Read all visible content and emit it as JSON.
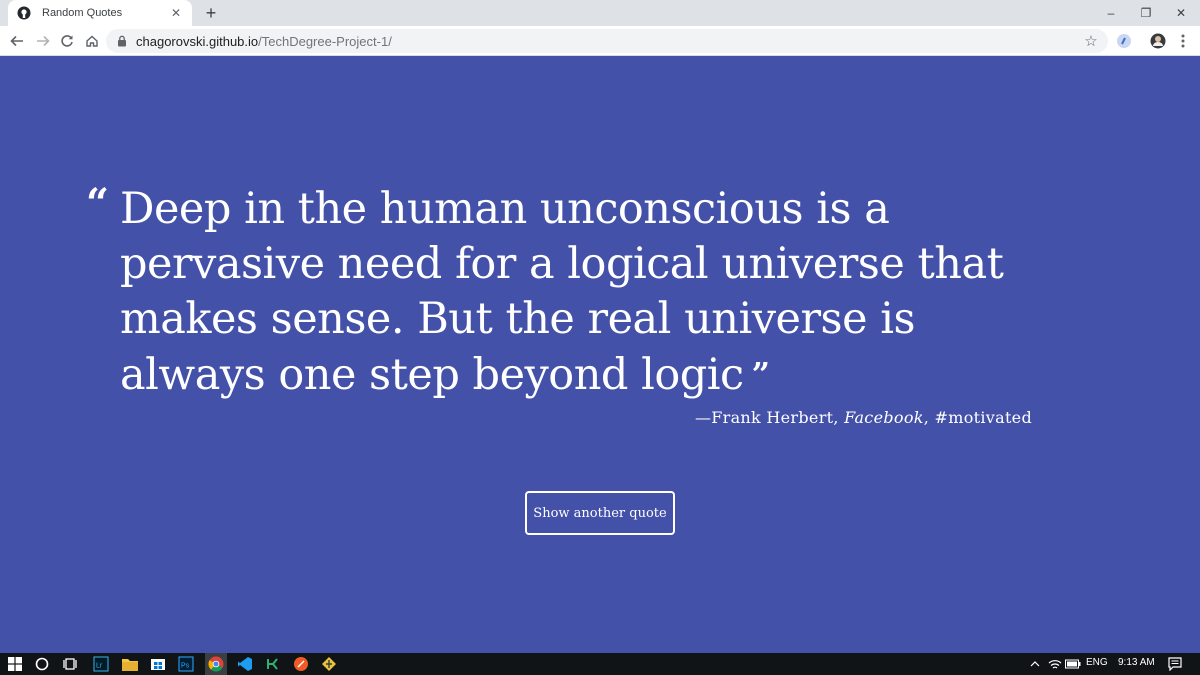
{
  "browser": {
    "tab_title": "Random Quotes",
    "tab_close_label": "✕",
    "new_tab_label": "+",
    "url_host": "chagorovski.github.io",
    "url_path": "/TechDegree-Project-1/"
  },
  "window_controls": {
    "minimize": "–",
    "restore": "❐",
    "close": "✕"
  },
  "quote": {
    "open_mark": "“",
    "text": "Deep in the human unconscious is a pervasive need for a logical universe that makes sense. But the real universe is always one step beyond logic",
    "close_mark": "”",
    "source_prefix": "—Frank Herbert, ",
    "citation": "Facebook",
    "tag_suffix": ", #motivated"
  },
  "button": {
    "label": "Show another quote"
  },
  "taskbar": {
    "language": "ENG",
    "time": "9:13 AM"
  },
  "colors": {
    "page_bg": "#4451a8",
    "text": "#ffffff"
  },
  "icons": {
    "favicon": "github-icon",
    "back": "back-arrow-icon",
    "forward": "forward-arrow-icon",
    "reload": "reload-icon",
    "home": "home-icon",
    "lock": "lock-icon",
    "bookmark": "star-icon",
    "menu": "kebab-menu-icon"
  }
}
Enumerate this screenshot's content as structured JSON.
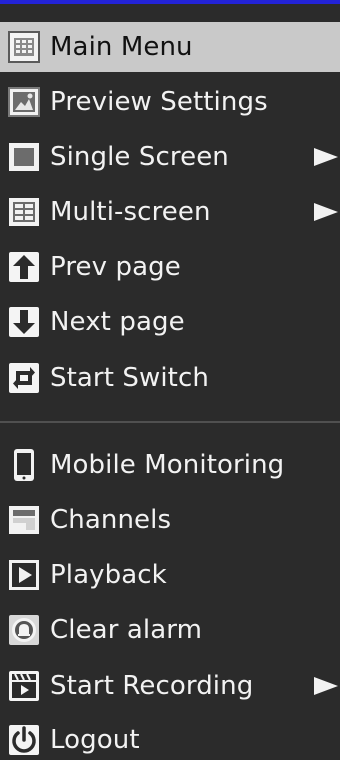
{
  "menu": {
    "items": [
      {
        "label": "Main Menu",
        "icon": "main-menu-icon",
        "selected": true
      },
      {
        "label": "Preview Settings",
        "icon": "preview-settings-icon"
      },
      {
        "label": "Single Screen",
        "icon": "single-screen-icon",
        "submenu": true
      },
      {
        "label": "Multi-screen",
        "icon": "multi-screen-icon",
        "submenu": true
      },
      {
        "label": "Prev page",
        "icon": "arrow-up-icon"
      },
      {
        "label": "Next page",
        "icon": "arrow-down-icon"
      },
      {
        "label": "Start Switch",
        "icon": "switch-icon"
      },
      {
        "label": "Mobile Monitoring",
        "icon": "mobile-icon"
      },
      {
        "label": "Channels",
        "icon": "channels-icon"
      },
      {
        "label": "Playback",
        "icon": "playback-icon"
      },
      {
        "label": "Clear alarm",
        "icon": "alarm-icon"
      },
      {
        "label": "Start Recording",
        "icon": "recording-icon",
        "submenu": true
      },
      {
        "label": "Logout",
        "icon": "power-icon"
      }
    ]
  },
  "colors": {
    "background": "#2b2b2b",
    "selected_background": "#c9c9c9",
    "accent_border": "#2323d8",
    "text": "#f2f2f2"
  }
}
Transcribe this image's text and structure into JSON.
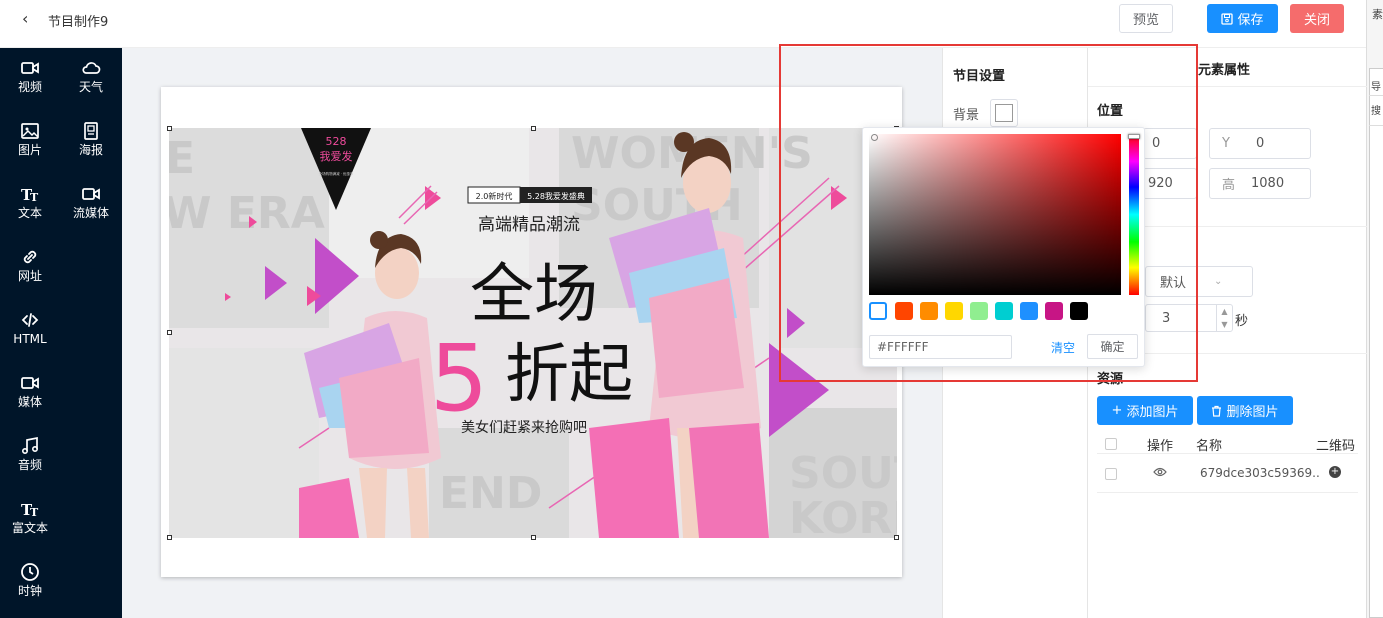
{
  "header": {
    "back_icon": "chevron-left-icon",
    "title": "节目制作9",
    "preview": "预览",
    "save": "保存",
    "close": "关闭"
  },
  "right_strip": {
    "t1": "素",
    "t2": "导",
    "t3": "搜"
  },
  "sidebar": {
    "items": [
      {
        "icon": "video-icon",
        "label": "视频"
      },
      {
        "icon": "cloud-icon",
        "label": "天气"
      },
      {
        "icon": "image-icon",
        "label": "图片"
      },
      {
        "icon": "poster-icon",
        "label": "海报"
      },
      {
        "icon": "text-icon",
        "label": "文本"
      },
      {
        "icon": "stream-icon",
        "label": "流媒体"
      },
      {
        "icon": "link-icon",
        "label": "网址"
      },
      {
        "icon": "code-icon",
        "label": "HTML"
      },
      {
        "icon": "media-icon",
        "label": "媒体"
      },
      {
        "icon": "music-icon",
        "label": "音频"
      },
      {
        "icon": "richtext-icon",
        "label": "富文本"
      },
      {
        "icon": "clock-icon",
        "label": "时钟"
      }
    ]
  },
  "banner": {
    "badge_num": "528",
    "badge_text": "我爱发",
    "badge_small": "全场购物满减 · 优惠多",
    "tag1": "2.0新时代",
    "tag2": "5.28我爱发盛典",
    "subtitle": "高端精品潮流",
    "headline1": "全场",
    "big5": "5",
    "headline2": "折起",
    "tagline": "美女们赶紧来抢购吧",
    "bg_words": [
      "E",
      "W ERA",
      "WOMEN'S",
      "SOUTH",
      "SOUT",
      "KORE",
      "END"
    ]
  },
  "program_settings": {
    "title": "节目设置",
    "bg_label": "背景"
  },
  "element_props": {
    "title": "元素属性",
    "position": "位置",
    "x_value": "0",
    "y_label": "Y",
    "y_value": "0",
    "w_value": "920",
    "h_label": "高",
    "h_value": "1080",
    "effect_value": "默认",
    "duration_value": "3",
    "duration_unit": "秒",
    "resources": "资源",
    "add_image": "添加图片",
    "delete_image": "删除图片",
    "table_headers": [
      "操作",
      "名称",
      "二维码"
    ],
    "rows": [
      {
        "name": "679dce303c59369..",
        "view_icon": "eye-icon",
        "qr_icon": "plus-circle-icon"
      }
    ]
  },
  "color_picker": {
    "hex": "#FFFFFF",
    "clear": "清空",
    "confirm": "确定",
    "presets": [
      "#FFFFFF",
      "#FF4500",
      "#FF8C00",
      "#FFD700",
      "#90EE90",
      "#00CED1",
      "#1E90FF",
      "#C71585",
      "#000000"
    ]
  },
  "colors": {
    "accent": "#1890ff",
    "danger": "#f56c6c",
    "sidebar_bg": "#001529",
    "highlight": "#e53935",
    "pink": "#e8408c"
  }
}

■ **Given problem**
Repeat the data exactly, dropping every picture it holds.

■ **Worked solution**
Read all visible content and emit it as JSON.
{
  "browser": {
    "tab_title": "Random Quotes",
    "tab_close_label": "✕",
    "new_tab_label": "+",
    "url_host": "chagorovski.github.io",
    "url_path": "/TechDegree-Project-1/"
  },
  "window_controls": {
    "minimize": "–",
    "restore": "❐",
    "close": "✕"
  },
  "quote": {
    "open_mark": "“",
    "text": "Deep in the human unconscious is a pervasive need for a logical universe that makes sense. But the real universe is always one step beyond logic",
    "close_mark": "”",
    "source_prefix": "—Frank Herbert, ",
    "citation": "Facebook",
    "tag_suffix": ", #motivated"
  },
  "button": {
    "label": "Show another quote"
  },
  "taskbar": {
    "language": "ENG",
    "time": "9:13 AM"
  },
  "colors": {
    "page_bg": "#4451a8",
    "text": "#ffffff"
  },
  "icons": {
    "favicon": "github-icon",
    "back": "back-arrow-icon",
    "forward": "forward-arrow-icon",
    "reload": "reload-icon",
    "home": "home-icon",
    "lock": "lock-icon",
    "bookmark": "star-icon",
    "menu": "kebab-menu-icon"
  }
}
Enumerate this screenshot's content as structured JSON.
{
  "menu": {
    "items": [
      {
        "label": "Main Menu",
        "icon": "main-menu-icon",
        "selected": true
      },
      {
        "label": "Preview Settings",
        "icon": "preview-settings-icon"
      },
      {
        "label": "Single Screen",
        "icon": "single-screen-icon",
        "submenu": true
      },
      {
        "label": "Multi-screen",
        "icon": "multi-screen-icon",
        "submenu": true
      },
      {
        "label": "Prev page",
        "icon": "arrow-up-icon"
      },
      {
        "label": "Next page",
        "icon": "arrow-down-icon"
      },
      {
        "label": "Start Switch",
        "icon": "switch-icon"
      },
      {
        "label": "Mobile Monitoring",
        "icon": "mobile-icon"
      },
      {
        "label": "Channels",
        "icon": "channels-icon"
      },
      {
        "label": "Playback",
        "icon": "playback-icon"
      },
      {
        "label": "Clear alarm",
        "icon": "alarm-icon"
      },
      {
        "label": "Start Recording",
        "icon": "recording-icon",
        "submenu": true
      },
      {
        "label": "Logout",
        "icon": "power-icon"
      }
    ]
  },
  "colors": {
    "background": "#2b2b2b",
    "selected_background": "#c9c9c9",
    "accent_border": "#2323d8",
    "text": "#f2f2f2"
  }
}
Transcribe this image's text and structure into JSON.
{
  "header": {
    "back_icon": "chevron-left-icon",
    "title": "节目制作9",
    "preview": "预览",
    "save": "保存",
    "close": "关闭"
  },
  "right_strip": {
    "t1": "素",
    "t2": "导",
    "t3": "搜"
  },
  "sidebar": {
    "items": [
      {
        "icon": "video-icon",
        "label": "视频"
      },
      {
        "icon": "cloud-icon",
        "label": "天气"
      },
      {
        "icon": "image-icon",
        "label": "图片"
      },
      {
        "icon": "poster-icon",
        "label": "海报"
      },
      {
        "icon": "text-icon",
        "label": "文本"
      },
      {
        "icon": "stream-icon",
        "label": "流媒体"
      },
      {
        "icon": "link-icon",
        "label": "网址"
      },
      {
        "icon": "code-icon",
        "label": "HTML"
      },
      {
        "icon": "media-icon",
        "label": "媒体"
      },
      {
        "icon": "music-icon",
        "label": "音频"
      },
      {
        "icon": "richtext-icon",
        "label": "富文本"
      },
      {
        "icon": "clock-icon",
        "label": "时钟"
      }
    ]
  },
  "banner": {
    "badge_num": "528",
    "badge_text": "我爱发",
    "badge_small": "全场购物满减 · 优惠多",
    "tag1": "2.0新时代",
    "tag2": "5.28我爱发盛典",
    "subtitle": "高端精品潮流",
    "headline1": "全场",
    "big5": "5",
    "headline2": "折起",
    "tagline": "美女们赶紧来抢购吧",
    "bg_words": [
      "E",
      "W ERA",
      "WOMEN'S",
      "SOUTH",
      "SOUT",
      "KORE",
      "END"
    ]
  },
  "program_settings": {
    "title": "节目设置",
    "bg_label": "背景"
  },
  "element_props": {
    "title": "元素属性",
    "position": "位置",
    "x_value": "0",
    "y_label": "Y",
    "y_value": "0",
    "w_value": "920",
    "h_label": "高",
    "h_value": "1080",
    "effect_value": "默认",
    "duration_value": "3",
    "duration_unit": "秒",
    "resources": "资源",
    "add_image": "添加图片",
    "delete_image": "删除图片",
    "table_headers": [
      "操作",
      "名称",
      "二维码"
    ],
    "rows": [
      {
        "name": "679dce303c59369..",
        "view_icon": "eye-icon",
        "qr_icon": "plus-circle-icon"
      }
    ]
  },
  "color_picker": {
    "hex": "#FFFFFF",
    "clear": "清空",
    "confirm": "确定",
    "presets": [
      "#FFFFFF",
      "#FF4500",
      "#FF8C00",
      "#FFD700",
      "#90EE90",
      "#00CED1",
      "#1E90FF",
      "#C71585",
      "#000000"
    ]
  },
  "colors": {
    "accent": "#1890ff",
    "danger": "#f56c6c",
    "sidebar_bg": "#001529",
    "highlight": "#e53935",
    "pink": "#e8408c"
  }
}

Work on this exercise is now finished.